* Selection *
Last summer, a Westport homeowner walked out of her Saugatuck Shores home. She strolled through her back yard, to the edge of the water. She slipped into her kayak, and paddled a few yards.
Suddenly, she was stopped. A woman from Saugatuck Harbor Yacht Club, across the way, yelled that she was trespassing.
“We own the water!” the SHYC representative said. “We reserve it for our members!”
Stunned, the Westport resident retreated.
She’s not alone. A neighbor was reprimanded, the same way.
Commodore Sandy Heller and Vice Commodore Roger Schwanhausser followed up with a letter. They sent it “as neighbors,” with “a significant safety concern for both you and our members.”
The letter continued:
We have received member reports, and have pictures, of kayaks stored on your property being launched by individuals crossing over our property line to access the water and into our Club basin.
This has created navigational hazards and safety to concerns to our members as they transit in and out of our basin. Recently, one of our members nearly collided with a non-member kayaker who was unable or unwilling to yield navigational right of way.
But safety was not the commodores’ only concern.
Further, as you may not know, the Saugatuck Harbor basin is private property. Our Club owns the land under the water, and per Connecticut law, also owns the water above that land up to the mean high tide line.
Any unapproved access to our basin is, therefore, trespass on our property and is not allowed by Connecticut law.
These facts are documented in our deeds and property records, which go back almost 60 years, and are recorded and memorialized at Town Hall in Westport.
We, at Saugatuck Harbor Yacht Club, have always strived to maintain good relationships with all our neighbors. We are fully aware of our presence in, what is largely, a residential neighborhood.
We want to be respectful of our neighbors’ privacy, their safety, and their property rights. We would expect the same of you, and request that you refrain from any further access to our basin in the future.
But is it really “their” basin?
The homeowner asked someone in Town Hall’s Conservation office. “She laughed,” the woman says. “She said, ‘No one owns the water!”‘
The Westporter — who notes that “people come in with kayaks and paddleboards all the time from the other side of the inlet” — did what any reasonable person would do. She Googled.
She found Connecticut’s Department of Energy and Environmental Protection’s “Living on the Shore” page. It says:
While much of the Connecticut shore is privately owned, the coastal tidelands actually belong to all the people—not just in terms of our environmental and cultural heritage, but in a specific legal sense as well.

* Given material *
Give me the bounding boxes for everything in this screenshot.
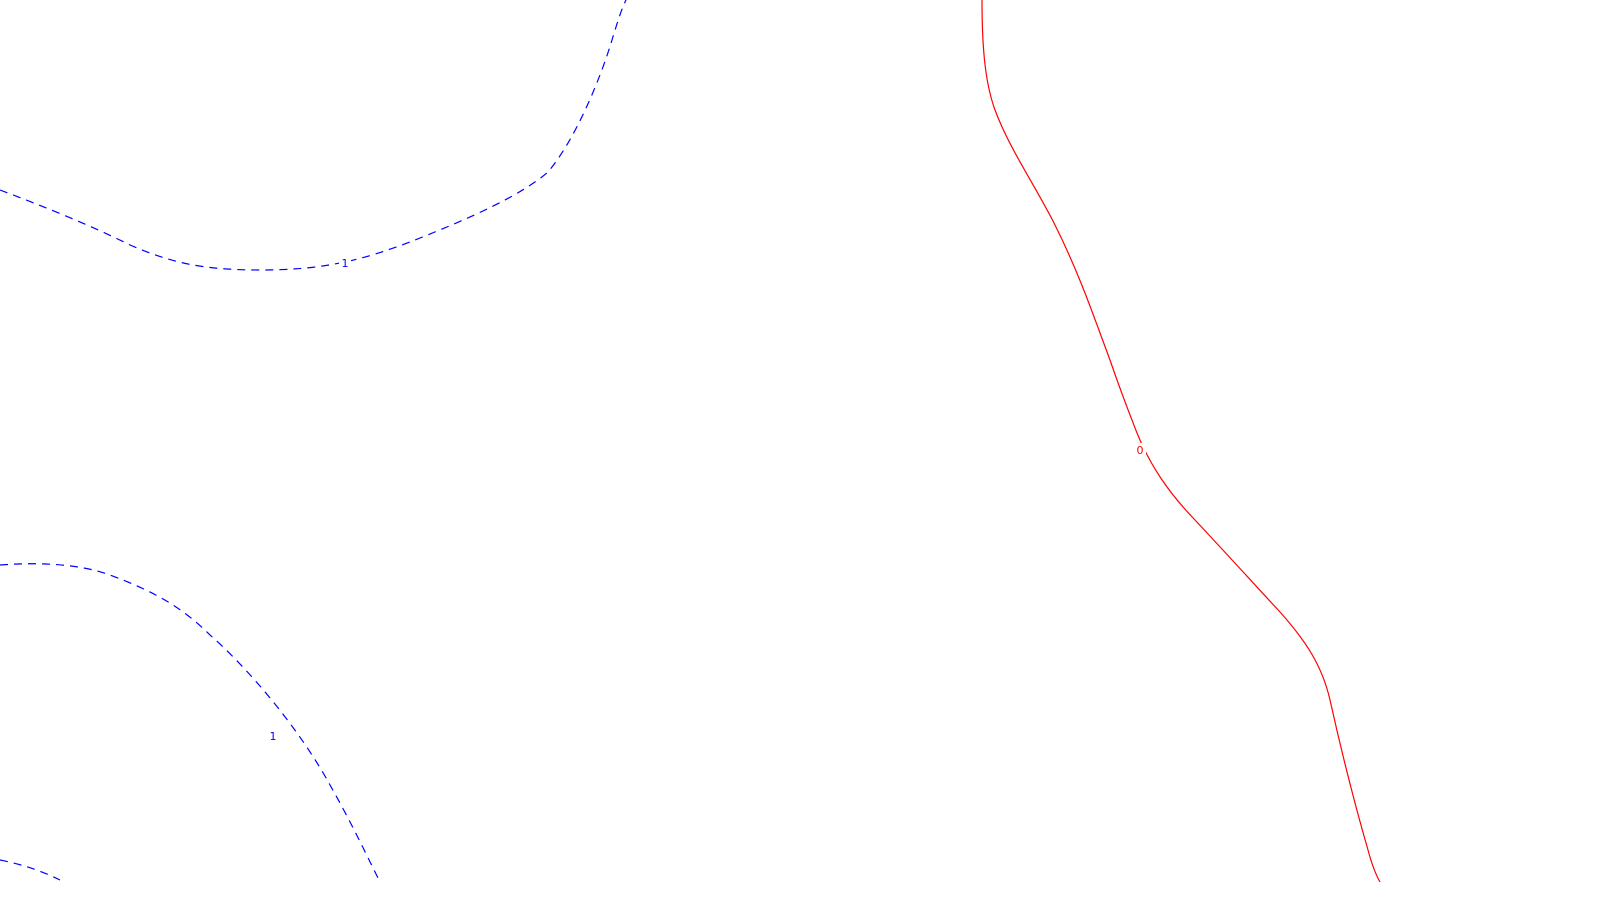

* Given task *
For each statement, answer yes or no on whether it agrees with the Saugatuck Harbor article, and quote the words from the article that decide it. (a) The letter came from the club's commodore and vice commodore. (b) The club says its deeds and property records go back about a century. (c) The homeowner found a page from Connecticut's Department of Energy and Environmental Protection.

* Solved exercise *
(a) Yes: "Commodore Sandy Heller and Vice Commodore Roger Schwanhausser followed up with a letter."
(b) No: "These facts are documented in our deeds and property records, which go back almost 60 years"
(c) Yes: "She found Connecticut’s Department of Energy and Environmental Protection’s “Living on the Shore” page."